§ **WHAT YOU HAVE TO DO**: Set down exactly the lines that run from the line with "Read this page and output its text content." to the end of the data, and nothing else.

--- start RECORDS FOR THIS TASK ---

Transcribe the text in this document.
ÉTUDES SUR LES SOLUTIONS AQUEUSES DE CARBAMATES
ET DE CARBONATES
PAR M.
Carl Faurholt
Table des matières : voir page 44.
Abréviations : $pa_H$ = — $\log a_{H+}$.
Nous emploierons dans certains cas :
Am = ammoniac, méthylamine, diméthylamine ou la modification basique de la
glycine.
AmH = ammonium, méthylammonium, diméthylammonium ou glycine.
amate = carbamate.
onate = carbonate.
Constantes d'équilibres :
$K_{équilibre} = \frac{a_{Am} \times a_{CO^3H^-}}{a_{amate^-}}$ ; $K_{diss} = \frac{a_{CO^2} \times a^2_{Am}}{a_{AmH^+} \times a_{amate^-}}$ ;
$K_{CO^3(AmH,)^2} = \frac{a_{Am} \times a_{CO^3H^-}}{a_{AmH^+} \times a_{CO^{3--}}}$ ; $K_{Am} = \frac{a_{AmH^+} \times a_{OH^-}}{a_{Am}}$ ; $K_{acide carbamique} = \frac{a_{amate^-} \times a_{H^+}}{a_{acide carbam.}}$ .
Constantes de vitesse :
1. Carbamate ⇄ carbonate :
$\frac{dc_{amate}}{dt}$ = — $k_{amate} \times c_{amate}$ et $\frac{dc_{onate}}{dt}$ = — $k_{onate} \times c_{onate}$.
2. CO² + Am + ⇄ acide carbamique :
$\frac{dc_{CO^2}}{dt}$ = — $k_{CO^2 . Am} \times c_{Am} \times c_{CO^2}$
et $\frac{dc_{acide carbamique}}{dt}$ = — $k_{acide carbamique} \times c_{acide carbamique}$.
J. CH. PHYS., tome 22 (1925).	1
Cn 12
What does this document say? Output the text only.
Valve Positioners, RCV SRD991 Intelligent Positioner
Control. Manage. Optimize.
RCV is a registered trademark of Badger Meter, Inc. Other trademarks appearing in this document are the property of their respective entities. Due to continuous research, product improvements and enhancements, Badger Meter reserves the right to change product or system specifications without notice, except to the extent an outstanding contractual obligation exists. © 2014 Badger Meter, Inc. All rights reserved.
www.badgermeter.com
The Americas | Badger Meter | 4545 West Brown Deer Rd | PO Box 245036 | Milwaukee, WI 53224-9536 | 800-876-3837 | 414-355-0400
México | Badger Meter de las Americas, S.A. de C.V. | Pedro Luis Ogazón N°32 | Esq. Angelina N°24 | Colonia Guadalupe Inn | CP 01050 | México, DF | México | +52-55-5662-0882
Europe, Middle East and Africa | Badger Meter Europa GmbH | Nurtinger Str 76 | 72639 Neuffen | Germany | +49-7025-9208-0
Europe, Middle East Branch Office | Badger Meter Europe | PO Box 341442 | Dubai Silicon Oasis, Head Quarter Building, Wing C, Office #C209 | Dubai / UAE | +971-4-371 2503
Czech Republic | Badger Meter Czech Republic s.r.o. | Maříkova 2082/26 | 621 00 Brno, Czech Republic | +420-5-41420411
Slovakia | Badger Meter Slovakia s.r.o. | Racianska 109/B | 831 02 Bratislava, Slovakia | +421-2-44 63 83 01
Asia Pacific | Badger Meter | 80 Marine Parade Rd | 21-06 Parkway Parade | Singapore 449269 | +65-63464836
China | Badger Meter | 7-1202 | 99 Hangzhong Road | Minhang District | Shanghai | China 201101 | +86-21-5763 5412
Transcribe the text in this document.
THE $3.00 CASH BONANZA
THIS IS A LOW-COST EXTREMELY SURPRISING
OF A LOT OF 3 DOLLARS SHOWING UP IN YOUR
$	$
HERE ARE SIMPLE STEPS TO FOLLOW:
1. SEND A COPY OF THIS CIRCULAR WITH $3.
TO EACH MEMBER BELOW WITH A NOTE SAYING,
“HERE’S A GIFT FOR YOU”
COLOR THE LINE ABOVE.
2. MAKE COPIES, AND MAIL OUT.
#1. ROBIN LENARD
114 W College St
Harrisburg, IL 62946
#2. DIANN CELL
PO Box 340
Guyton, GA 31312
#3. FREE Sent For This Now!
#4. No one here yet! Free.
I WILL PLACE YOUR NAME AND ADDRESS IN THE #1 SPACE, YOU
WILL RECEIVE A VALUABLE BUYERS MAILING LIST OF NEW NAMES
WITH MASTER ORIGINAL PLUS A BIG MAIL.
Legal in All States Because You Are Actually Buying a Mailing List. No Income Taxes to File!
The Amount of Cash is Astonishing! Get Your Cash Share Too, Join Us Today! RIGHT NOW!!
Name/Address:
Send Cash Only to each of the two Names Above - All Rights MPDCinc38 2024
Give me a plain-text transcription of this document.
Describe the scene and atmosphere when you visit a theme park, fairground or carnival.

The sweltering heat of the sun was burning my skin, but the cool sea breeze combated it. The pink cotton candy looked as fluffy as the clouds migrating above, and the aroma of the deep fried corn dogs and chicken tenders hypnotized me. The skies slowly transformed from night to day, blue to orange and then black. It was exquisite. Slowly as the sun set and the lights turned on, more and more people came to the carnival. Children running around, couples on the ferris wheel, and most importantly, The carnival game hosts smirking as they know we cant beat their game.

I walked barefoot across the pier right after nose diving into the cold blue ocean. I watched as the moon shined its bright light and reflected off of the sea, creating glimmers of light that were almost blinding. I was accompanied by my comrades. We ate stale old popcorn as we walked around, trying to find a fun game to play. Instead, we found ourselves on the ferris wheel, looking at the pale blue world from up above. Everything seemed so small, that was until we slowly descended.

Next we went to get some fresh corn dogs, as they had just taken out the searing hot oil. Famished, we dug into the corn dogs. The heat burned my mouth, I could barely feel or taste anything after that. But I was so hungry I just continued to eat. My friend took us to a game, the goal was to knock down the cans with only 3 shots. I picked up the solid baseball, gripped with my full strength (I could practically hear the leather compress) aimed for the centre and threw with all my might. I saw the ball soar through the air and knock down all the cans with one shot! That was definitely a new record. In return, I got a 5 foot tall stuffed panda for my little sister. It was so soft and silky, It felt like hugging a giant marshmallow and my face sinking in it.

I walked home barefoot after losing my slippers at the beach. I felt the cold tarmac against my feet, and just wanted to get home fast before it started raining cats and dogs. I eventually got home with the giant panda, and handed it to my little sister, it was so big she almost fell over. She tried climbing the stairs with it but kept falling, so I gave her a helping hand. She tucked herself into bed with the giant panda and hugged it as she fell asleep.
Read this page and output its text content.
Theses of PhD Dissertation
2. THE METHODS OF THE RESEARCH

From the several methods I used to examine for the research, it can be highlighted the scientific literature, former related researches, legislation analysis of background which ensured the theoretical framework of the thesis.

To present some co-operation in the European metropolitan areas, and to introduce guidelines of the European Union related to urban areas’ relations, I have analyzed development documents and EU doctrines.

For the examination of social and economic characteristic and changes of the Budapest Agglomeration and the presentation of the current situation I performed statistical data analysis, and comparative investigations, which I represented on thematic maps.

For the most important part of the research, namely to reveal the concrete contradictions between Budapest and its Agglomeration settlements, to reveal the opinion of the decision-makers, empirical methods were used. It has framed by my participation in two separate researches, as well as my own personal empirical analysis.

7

--- end RECORDS FOR THIS TASK ---

§ **EXPECTED ANSWER**:
Read this page and output its text content.
Theses of PhD Dissertation
2. THE METHODS OF THE RESEARCH

From the several methods I used to examine for the research, it can be highlighted the scientific literature, former related researches, legislation analysis of background which ensured the theoretical framework of the thesis.

To present some co-operation in the European metropolitan areas, and to introduce guidelines of the European Union related to urban areas’ relations, I have analyzed development documents and EU doctrines.

For the examination of social and economic characteristic and changes of the Budapest Agglomeration and the presentation of the current situation I performed statistical data analysis, and comparative investigations, which I represented on thematic maps.

For the most important part of the research, namely to reveal the concrete contradictions between Budapest and its Agglomeration settlements, to reveal the opinion of the decision-makers, empirical methods were used. It has framed by my participation in two separate researches, as well as my own personal empirical analysis.

7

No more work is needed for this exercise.